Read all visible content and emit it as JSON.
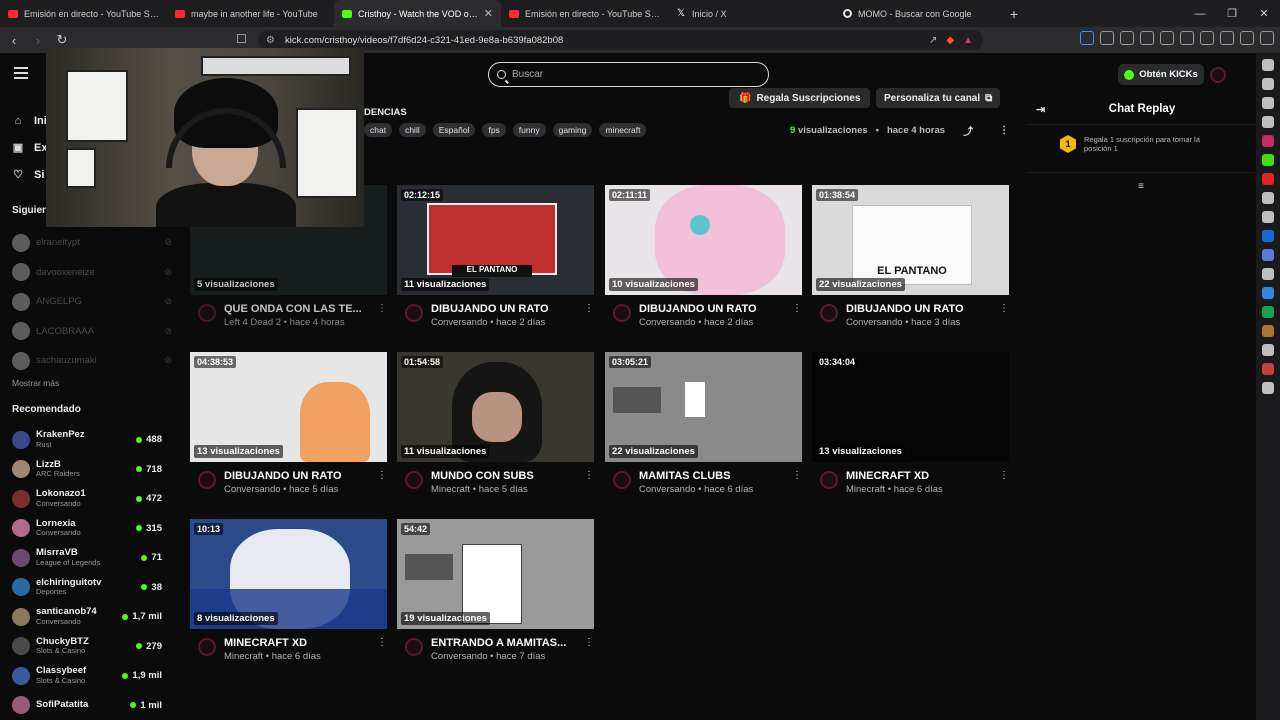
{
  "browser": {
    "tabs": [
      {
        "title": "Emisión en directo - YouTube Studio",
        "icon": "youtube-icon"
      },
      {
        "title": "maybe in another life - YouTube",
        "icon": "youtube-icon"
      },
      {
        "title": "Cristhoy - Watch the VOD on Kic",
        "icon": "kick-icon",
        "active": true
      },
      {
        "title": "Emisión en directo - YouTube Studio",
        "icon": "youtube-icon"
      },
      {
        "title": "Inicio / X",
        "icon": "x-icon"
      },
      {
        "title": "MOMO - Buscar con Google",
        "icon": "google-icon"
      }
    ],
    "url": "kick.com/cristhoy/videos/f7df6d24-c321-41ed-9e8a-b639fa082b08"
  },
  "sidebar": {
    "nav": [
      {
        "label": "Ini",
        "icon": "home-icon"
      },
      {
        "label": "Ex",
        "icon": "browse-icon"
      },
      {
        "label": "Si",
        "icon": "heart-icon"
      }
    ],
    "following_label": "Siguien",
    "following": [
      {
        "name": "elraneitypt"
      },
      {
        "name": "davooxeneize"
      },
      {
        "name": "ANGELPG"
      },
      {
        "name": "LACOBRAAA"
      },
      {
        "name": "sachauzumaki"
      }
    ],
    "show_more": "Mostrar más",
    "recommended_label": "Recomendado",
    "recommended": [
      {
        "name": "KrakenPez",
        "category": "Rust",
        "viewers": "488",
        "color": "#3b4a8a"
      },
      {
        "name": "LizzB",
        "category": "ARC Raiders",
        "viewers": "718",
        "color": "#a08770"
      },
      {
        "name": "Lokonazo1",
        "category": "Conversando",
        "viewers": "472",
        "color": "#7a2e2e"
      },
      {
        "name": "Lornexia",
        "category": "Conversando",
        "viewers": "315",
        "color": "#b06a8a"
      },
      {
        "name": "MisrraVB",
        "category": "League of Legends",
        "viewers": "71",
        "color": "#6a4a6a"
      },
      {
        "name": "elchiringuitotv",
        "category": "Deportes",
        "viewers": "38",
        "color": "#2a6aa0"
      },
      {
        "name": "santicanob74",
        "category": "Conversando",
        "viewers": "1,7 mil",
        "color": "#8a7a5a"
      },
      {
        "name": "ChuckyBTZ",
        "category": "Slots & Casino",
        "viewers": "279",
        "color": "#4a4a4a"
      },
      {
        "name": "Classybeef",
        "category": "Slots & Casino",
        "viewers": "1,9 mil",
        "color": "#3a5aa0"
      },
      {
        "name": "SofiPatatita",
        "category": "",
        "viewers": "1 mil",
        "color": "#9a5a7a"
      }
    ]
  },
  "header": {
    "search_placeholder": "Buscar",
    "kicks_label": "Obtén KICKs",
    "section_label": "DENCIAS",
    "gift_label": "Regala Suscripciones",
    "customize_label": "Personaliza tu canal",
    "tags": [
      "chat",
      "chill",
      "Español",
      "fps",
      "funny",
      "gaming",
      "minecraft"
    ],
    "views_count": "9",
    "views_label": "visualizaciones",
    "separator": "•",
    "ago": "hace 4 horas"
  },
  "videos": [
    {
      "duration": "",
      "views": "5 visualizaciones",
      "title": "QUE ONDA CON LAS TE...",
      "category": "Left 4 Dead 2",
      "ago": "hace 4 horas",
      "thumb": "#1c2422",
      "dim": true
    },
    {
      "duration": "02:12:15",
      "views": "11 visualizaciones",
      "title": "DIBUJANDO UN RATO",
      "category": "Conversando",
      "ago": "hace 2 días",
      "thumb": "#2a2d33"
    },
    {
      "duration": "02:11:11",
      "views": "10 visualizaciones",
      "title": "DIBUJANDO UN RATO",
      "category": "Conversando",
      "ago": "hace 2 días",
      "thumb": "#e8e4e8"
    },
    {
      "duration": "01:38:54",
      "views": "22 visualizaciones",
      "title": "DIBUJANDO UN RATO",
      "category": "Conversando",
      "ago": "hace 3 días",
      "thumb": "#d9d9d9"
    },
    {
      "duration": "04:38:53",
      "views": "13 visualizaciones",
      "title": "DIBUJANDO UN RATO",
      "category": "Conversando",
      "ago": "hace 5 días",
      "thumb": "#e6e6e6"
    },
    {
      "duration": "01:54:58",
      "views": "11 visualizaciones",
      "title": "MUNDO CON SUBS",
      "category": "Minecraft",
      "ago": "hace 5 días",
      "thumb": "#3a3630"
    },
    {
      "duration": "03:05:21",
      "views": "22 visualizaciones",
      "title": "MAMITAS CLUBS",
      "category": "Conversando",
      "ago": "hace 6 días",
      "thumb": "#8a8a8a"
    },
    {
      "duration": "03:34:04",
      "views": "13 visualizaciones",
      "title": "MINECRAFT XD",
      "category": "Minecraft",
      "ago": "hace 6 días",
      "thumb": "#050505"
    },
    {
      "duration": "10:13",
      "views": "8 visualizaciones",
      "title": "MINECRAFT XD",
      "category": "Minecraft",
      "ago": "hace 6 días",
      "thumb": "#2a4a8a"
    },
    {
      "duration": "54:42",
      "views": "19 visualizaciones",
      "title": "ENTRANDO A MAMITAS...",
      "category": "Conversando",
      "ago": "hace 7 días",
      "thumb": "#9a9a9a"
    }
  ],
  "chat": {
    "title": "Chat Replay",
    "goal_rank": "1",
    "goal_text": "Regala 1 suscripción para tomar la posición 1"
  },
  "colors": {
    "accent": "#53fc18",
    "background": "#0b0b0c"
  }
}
..............................
WHAT TO WORK ON → Reproduce the material in full, word for word, and omit the pictures.

OUTPUT FOR THIS TASK →
Read all visible content and emit it as JSON.
{
  "browser": {
    "tabs": [
      {
        "title": "Emisión en directo - YouTube Studio",
        "icon": "youtube-icon"
      },
      {
        "title": "maybe in another life - YouTube",
        "icon": "youtube-icon"
      },
      {
        "title": "Cristhoy - Watch the VOD on Kic",
        "icon": "kick-icon",
        "active": true
      },
      {
        "title": "Emisión en directo - YouTube Studio",
        "icon": "youtube-icon"
      },
      {
        "title": "Inicio / X",
        "icon": "x-icon"
      },
      {
        "title": "MOMO - Buscar con Google",
        "icon": "google-icon"
      }
    ],
    "url": "kick.com/cristhoy/videos/f7df6d24-c321-41ed-9e8a-b639fa082b08"
  },
  "sidebar": {
    "nav": [
      {
        "label": "Ini",
        "icon": "home-icon"
      },
      {
        "label": "Ex",
        "icon": "browse-icon"
      },
      {
        "label": "Si",
        "icon": "heart-icon"
      }
    ],
    "following_label": "Siguien",
    "following": [
      {
        "name": "elraneitypt"
      },
      {
        "name": "davooxeneize"
      },
      {
        "name": "ANGELPG"
      },
      {
        "name": "LACOBRAAA"
      },
      {
        "name": "sachauzumaki"
      }
    ],
    "show_more": "Mostrar más",
    "recommended_label": "Recomendado",
    "recommended": [
      {
        "name": "KrakenPez",
        "category": "Rust",
        "viewers": "488",
        "color": "#3b4a8a"
      },
      {
        "name": "LizzB",
        "category": "ARC Raiders",
        "viewers": "718",
        "color": "#a08770"
      },
      {
        "name": "Lokonazo1",
        "category": "Conversando",
        "viewers": "472",
        "color": "#7a2e2e"
      },
      {
        "name": "Lornexia",
        "category": "Conversando",
        "viewers": "315",
        "color": "#b06a8a"
      },
      {
        "name": "MisrraVB",
        "category": "League of Legends",
        "viewers": "71",
        "color": "#6a4a6a"
      },
      {
        "name": "elchiringuitotv",
        "category": "Deportes",
        "viewers": "38",
        "color": "#2a6aa0"
      },
      {
        "name": "santicanob74",
        "category": "Conversando",
        "viewers": "1,7 mil",
        "color": "#8a7a5a"
      },
      {
        "name": "ChuckyBTZ",
        "category": "Slots & Casino",
        "viewers": "279",
        "color": "#4a4a4a"
      },
      {
        "name": "Classybeef",
        "category": "Slots & Casino",
        "viewers": "1,9 mil",
        "color": "#3a5aa0"
      },
      {
        "name": "SofiPatatita",
        "category": "",
        "viewers": "1 mil",
        "color": "#9a5a7a"
      }
    ]
  },
  "header": {
    "search_placeholder": "Buscar",
    "kicks_label": "Obtén KICKs",
    "section_label": "DENCIAS",
    "gift_label": "Regala Suscripciones",
    "customize_label": "Personaliza tu canal",
    "tags": [
      "chat",
      "chill",
      "Español",
      "fps",
      "funny",
      "gaming",
      "minecraft"
    ],
    "views_count": "9",
    "views_label": "visualizaciones",
    "separator": "•",
    "ago": "hace 4 horas"
  },
  "videos": [
    {
      "duration": "",
      "views": "5 visualizaciones",
      "title": "QUE ONDA CON LAS TE...",
      "category": "Left 4 Dead 2",
      "ago": "hace 4 horas",
      "thumb": "#1c2422",
      "dim": true
    },
    {
      "duration": "02:12:15",
      "views": "11 visualizaciones",
      "title": "DIBUJANDO UN RATO",
      "category": "Conversando",
      "ago": "hace 2 días",
      "thumb": "#2a2d33"
    },
    {
      "duration": "02:11:11",
      "views": "10 visualizaciones",
      "title": "DIBUJANDO UN RATO",
      "category": "Conversando",
      "ago": "hace 2 días",
      "thumb": "#e8e4e8"
    },
    {
      "duration": "01:38:54",
      "views": "22 visualizaciones",
      "title": "DIBUJANDO UN RATO",
      "category": "Conversando",
      "ago": "hace 3 días",
      "thumb": "#d9d9d9"
    },
    {
      "duration": "04:38:53",
      "views": "13 visualizaciones",
      "title": "DIBUJANDO UN RATO",
      "category": "Conversando",
      "ago": "hace 5 días",
      "thumb": "#e6e6e6"
    },
    {
      "duration": "01:54:58",
      "views": "11 visualizaciones",
      "title": "MUNDO CON SUBS",
      "category": "Minecraft",
      "ago": "hace 5 días",
      "thumb": "#3a3630"
    },
    {
      "duration": "03:05:21",
      "views": "22 visualizaciones",
      "title": "MAMITAS CLUBS",
      "category": "Conversando",
      "ago": "hace 6 días",
      "thumb": "#8a8a8a"
    },
    {
      "duration": "03:34:04",
      "views": "13 visualizaciones",
      "title": "MINECRAFT XD",
      "category": "Minecraft",
      "ago": "hace 6 días",
      "thumb": "#050505"
    },
    {
      "duration": "10:13",
      "views": "8 visualizaciones",
      "title": "MINECRAFT XD",
      "category": "Minecraft",
      "ago": "hace 6 días",
      "thumb": "#2a4a8a"
    },
    {
      "duration": "54:42",
      "views": "19 visualizaciones",
      "title": "ENTRANDO A MAMITAS...",
      "category": "Conversando",
      "ago": "hace 7 días",
      "thumb": "#9a9a9a"
    }
  ],
  "chat": {
    "title": "Chat Replay",
    "goal_rank": "1",
    "goal_text": "Regala 1 suscripción para tomar la posición 1"
  },
  "colors": {
    "accent": "#53fc18",
    "background": "#0b0b0c"
  }
}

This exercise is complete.